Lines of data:

★ ★ ★ ★ ★ ★ ★

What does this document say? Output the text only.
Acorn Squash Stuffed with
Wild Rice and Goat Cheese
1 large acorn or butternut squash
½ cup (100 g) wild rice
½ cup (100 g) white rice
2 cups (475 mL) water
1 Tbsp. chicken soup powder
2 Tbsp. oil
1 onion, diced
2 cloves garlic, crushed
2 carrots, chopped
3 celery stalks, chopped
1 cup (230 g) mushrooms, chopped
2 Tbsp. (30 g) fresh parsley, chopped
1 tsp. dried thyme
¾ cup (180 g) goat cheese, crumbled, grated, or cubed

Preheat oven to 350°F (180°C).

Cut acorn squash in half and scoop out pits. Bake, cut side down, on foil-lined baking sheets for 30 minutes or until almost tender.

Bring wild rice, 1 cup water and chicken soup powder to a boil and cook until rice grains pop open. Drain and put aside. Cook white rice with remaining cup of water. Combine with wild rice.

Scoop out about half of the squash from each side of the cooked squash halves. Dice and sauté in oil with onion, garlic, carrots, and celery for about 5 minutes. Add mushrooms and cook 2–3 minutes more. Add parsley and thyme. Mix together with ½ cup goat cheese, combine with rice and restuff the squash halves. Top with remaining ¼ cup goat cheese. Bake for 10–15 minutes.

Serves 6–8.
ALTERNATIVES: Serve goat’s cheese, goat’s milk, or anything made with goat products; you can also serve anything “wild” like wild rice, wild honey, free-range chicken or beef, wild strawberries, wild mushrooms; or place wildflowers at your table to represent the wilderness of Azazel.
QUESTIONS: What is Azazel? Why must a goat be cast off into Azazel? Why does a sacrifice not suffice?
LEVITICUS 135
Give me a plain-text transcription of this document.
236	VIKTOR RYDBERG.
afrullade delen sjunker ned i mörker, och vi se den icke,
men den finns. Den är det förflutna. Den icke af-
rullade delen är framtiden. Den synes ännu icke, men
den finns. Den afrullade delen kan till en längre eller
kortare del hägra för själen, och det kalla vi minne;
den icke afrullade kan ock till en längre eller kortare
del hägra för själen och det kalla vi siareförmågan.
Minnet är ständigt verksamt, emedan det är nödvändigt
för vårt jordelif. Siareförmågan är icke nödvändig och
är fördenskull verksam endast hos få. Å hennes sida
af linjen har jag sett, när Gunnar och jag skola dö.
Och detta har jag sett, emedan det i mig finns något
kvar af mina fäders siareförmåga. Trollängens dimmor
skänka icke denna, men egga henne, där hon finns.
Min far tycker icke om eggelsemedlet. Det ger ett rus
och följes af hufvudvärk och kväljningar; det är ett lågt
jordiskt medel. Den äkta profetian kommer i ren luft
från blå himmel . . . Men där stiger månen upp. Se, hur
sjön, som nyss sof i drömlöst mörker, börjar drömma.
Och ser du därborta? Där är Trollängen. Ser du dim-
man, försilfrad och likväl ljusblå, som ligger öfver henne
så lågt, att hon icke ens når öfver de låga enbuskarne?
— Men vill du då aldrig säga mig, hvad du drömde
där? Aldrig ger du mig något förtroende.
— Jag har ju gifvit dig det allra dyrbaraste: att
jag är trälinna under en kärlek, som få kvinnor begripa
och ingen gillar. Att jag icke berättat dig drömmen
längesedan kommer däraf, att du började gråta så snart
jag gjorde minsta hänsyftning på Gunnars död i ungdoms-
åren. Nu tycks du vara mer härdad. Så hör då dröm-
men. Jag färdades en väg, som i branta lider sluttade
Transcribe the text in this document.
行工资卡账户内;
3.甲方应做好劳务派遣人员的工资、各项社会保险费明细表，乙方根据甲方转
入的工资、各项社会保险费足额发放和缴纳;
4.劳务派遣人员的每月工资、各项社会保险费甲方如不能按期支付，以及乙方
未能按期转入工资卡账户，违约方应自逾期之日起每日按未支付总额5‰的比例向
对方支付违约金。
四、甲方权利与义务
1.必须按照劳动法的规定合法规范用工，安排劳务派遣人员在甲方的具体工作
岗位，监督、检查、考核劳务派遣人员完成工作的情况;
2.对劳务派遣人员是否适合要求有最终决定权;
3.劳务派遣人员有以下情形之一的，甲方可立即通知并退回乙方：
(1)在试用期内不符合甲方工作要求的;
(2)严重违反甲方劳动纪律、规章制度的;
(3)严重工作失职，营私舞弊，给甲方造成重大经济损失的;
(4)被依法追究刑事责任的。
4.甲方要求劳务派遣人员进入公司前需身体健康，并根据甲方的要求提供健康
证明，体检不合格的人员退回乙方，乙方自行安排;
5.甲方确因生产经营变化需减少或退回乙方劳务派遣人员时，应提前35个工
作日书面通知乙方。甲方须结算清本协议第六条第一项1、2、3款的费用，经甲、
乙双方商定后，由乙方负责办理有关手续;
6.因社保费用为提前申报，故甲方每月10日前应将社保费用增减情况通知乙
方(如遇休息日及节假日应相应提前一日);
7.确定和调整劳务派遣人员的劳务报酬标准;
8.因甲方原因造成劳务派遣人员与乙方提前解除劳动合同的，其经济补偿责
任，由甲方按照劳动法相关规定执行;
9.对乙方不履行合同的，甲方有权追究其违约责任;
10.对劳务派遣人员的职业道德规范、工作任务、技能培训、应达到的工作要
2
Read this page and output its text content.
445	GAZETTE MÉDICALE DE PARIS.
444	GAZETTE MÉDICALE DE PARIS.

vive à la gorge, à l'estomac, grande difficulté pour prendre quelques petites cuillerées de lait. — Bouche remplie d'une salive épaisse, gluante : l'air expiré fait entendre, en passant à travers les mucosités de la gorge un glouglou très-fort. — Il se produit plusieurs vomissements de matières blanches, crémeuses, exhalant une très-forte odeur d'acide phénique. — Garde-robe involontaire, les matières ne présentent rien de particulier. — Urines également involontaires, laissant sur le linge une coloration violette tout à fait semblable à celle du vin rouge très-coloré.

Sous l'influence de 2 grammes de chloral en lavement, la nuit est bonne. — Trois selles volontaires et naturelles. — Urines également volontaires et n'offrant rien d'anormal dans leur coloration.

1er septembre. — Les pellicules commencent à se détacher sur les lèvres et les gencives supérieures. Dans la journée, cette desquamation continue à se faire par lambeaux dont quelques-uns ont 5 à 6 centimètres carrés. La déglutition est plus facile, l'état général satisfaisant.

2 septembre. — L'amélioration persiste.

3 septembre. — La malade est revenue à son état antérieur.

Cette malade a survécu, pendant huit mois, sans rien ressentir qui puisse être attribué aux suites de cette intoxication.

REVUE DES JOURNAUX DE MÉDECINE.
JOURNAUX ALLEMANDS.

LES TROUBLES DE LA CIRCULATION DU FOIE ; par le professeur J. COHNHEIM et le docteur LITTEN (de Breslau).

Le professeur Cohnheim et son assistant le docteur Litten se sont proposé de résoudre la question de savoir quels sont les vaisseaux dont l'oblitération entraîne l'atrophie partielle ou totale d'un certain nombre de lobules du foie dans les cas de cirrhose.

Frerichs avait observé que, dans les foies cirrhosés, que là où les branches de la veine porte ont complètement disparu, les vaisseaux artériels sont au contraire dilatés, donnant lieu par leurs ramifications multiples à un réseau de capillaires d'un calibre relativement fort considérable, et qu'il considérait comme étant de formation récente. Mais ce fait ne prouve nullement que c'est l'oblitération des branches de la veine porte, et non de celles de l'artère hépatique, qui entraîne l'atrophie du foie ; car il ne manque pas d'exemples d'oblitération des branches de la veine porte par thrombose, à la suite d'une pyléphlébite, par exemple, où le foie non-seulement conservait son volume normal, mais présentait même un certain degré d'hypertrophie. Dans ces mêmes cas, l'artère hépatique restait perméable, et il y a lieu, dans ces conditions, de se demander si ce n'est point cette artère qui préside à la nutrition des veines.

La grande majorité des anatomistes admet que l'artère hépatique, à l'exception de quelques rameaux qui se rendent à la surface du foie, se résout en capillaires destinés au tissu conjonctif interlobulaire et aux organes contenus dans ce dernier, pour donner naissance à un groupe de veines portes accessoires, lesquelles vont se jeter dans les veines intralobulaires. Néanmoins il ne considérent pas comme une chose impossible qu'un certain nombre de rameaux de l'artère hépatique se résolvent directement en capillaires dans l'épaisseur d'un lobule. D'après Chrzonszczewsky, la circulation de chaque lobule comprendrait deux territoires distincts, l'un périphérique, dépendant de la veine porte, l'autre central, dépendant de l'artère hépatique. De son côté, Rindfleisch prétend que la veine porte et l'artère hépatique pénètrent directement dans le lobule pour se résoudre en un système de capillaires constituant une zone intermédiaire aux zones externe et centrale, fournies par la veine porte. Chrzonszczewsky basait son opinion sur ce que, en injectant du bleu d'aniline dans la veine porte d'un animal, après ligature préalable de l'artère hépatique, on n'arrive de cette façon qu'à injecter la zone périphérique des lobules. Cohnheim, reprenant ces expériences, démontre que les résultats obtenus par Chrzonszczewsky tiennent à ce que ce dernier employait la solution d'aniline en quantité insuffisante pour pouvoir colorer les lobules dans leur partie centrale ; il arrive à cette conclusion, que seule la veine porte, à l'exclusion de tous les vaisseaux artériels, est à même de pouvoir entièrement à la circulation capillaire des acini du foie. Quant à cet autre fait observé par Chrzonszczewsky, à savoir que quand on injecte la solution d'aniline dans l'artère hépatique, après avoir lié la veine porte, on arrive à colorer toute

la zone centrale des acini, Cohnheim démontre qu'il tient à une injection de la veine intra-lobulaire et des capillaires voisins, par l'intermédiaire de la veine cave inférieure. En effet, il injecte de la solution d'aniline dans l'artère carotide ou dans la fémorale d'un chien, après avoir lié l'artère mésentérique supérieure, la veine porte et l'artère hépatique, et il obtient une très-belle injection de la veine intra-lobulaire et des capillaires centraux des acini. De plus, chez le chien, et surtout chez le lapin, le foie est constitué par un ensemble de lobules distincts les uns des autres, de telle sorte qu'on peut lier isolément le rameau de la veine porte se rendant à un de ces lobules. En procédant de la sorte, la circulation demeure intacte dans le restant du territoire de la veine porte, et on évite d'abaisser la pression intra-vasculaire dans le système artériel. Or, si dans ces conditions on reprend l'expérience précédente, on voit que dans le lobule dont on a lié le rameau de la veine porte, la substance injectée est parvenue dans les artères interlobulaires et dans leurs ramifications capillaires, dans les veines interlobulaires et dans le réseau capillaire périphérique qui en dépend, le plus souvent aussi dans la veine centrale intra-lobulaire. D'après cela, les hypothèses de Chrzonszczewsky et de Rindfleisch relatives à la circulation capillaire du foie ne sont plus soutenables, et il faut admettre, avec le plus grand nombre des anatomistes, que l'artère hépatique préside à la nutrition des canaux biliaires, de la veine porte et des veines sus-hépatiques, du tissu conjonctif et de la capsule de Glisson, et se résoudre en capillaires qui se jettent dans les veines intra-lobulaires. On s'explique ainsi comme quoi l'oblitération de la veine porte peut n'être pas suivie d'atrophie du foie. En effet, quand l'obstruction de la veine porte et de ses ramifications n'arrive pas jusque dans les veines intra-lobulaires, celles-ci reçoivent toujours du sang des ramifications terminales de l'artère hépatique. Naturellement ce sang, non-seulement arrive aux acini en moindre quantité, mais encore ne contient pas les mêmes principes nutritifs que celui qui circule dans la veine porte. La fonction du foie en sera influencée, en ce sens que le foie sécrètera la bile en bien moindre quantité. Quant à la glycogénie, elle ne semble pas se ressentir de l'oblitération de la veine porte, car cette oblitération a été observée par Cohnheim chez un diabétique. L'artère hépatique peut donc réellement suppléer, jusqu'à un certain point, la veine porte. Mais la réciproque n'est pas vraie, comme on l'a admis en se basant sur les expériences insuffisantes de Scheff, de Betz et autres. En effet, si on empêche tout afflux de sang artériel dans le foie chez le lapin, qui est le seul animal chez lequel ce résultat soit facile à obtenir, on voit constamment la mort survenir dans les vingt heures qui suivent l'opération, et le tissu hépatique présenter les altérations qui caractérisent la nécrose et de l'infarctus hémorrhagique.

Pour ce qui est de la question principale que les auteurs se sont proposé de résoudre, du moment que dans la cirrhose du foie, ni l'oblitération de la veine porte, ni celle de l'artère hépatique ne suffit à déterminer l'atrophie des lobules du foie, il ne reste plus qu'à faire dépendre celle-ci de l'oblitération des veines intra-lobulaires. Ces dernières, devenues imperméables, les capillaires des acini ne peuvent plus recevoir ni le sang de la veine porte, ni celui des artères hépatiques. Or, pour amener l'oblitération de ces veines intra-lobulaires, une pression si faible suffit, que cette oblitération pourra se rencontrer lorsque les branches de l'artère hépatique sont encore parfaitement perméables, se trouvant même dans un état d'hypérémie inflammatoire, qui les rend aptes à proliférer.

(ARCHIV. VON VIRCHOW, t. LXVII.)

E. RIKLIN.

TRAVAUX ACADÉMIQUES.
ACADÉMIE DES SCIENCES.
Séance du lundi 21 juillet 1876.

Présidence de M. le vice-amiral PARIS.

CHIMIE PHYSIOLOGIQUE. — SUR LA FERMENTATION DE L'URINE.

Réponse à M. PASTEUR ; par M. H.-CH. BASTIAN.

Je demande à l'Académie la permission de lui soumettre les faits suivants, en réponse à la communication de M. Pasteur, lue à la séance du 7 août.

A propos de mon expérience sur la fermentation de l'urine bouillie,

★ ★ ★ ★ ★ ★ ★

▶ _TASK DIRECTIONS_:
Which lines in the data above contain "mörker"? Show each one.

▶ _THE RESPONSE_:
afrullade delen sjunker ned i mörker, och vi se den icke,
sjön, som nyss sof i drömlöst mörker, börjar drömma.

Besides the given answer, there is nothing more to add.